STATED PROBLEM: Copy out all the lines exactly. Omit pictures.

INFORMATION SUPPLIED:

- - - - -

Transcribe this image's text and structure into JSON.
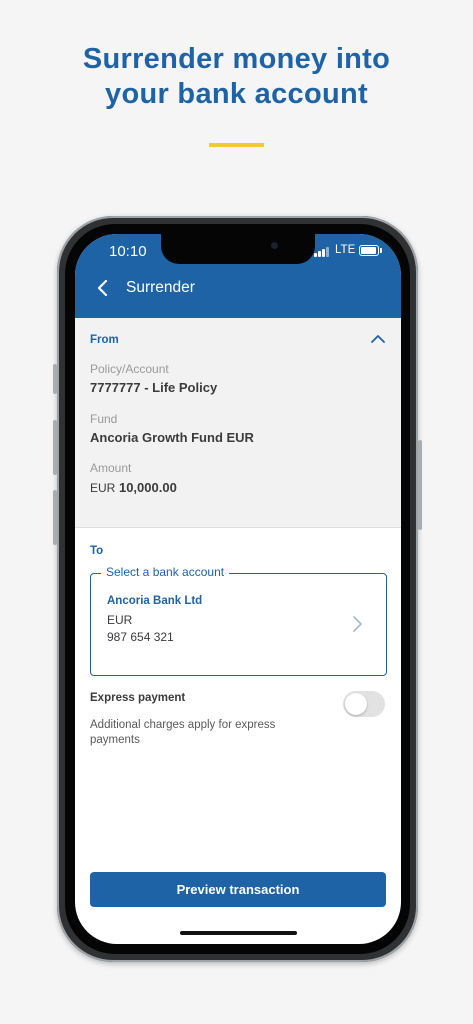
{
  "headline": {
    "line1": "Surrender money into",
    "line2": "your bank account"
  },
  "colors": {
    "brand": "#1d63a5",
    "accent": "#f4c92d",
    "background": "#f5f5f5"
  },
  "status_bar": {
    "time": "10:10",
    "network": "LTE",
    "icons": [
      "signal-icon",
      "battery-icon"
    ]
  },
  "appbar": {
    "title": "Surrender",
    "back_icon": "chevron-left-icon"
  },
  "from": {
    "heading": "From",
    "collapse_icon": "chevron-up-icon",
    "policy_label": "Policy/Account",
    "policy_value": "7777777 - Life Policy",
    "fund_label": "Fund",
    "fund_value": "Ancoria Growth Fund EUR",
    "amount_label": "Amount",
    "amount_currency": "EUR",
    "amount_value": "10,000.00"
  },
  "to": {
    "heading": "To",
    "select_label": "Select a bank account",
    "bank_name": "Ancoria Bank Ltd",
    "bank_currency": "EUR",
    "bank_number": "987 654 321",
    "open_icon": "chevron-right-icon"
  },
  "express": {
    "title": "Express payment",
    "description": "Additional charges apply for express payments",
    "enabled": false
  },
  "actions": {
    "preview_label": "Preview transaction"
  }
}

- - - - -

TASK ANSWER:
Transcribe this image's text and structure into JSON.
{
  "headline": {
    "line1": "Surrender money into",
    "line2": "your bank account"
  },
  "colors": {
    "brand": "#1d63a5",
    "accent": "#f4c92d",
    "background": "#f5f5f5"
  },
  "status_bar": {
    "time": "10:10",
    "network": "LTE",
    "icons": [
      "signal-icon",
      "battery-icon"
    ]
  },
  "appbar": {
    "title": "Surrender",
    "back_icon": "chevron-left-icon"
  },
  "from": {
    "heading": "From",
    "collapse_icon": "chevron-up-icon",
    "policy_label": "Policy/Account",
    "policy_value": "7777777 - Life Policy",
    "fund_label": "Fund",
    "fund_value": "Ancoria Growth Fund EUR",
    "amount_label": "Amount",
    "amount_currency": "EUR",
    "amount_value": "10,000.00"
  },
  "to": {
    "heading": "To",
    "select_label": "Select a bank account",
    "bank_name": "Ancoria Bank Ltd",
    "bank_currency": "EUR",
    "bank_number": "987 654 321",
    "open_icon": "chevron-right-icon"
  },
  "express": {
    "title": "Express payment",
    "description": "Additional charges apply for express payments",
    "enabled": false
  },
  "actions": {
    "preview_label": "Preview transaction"
  }
}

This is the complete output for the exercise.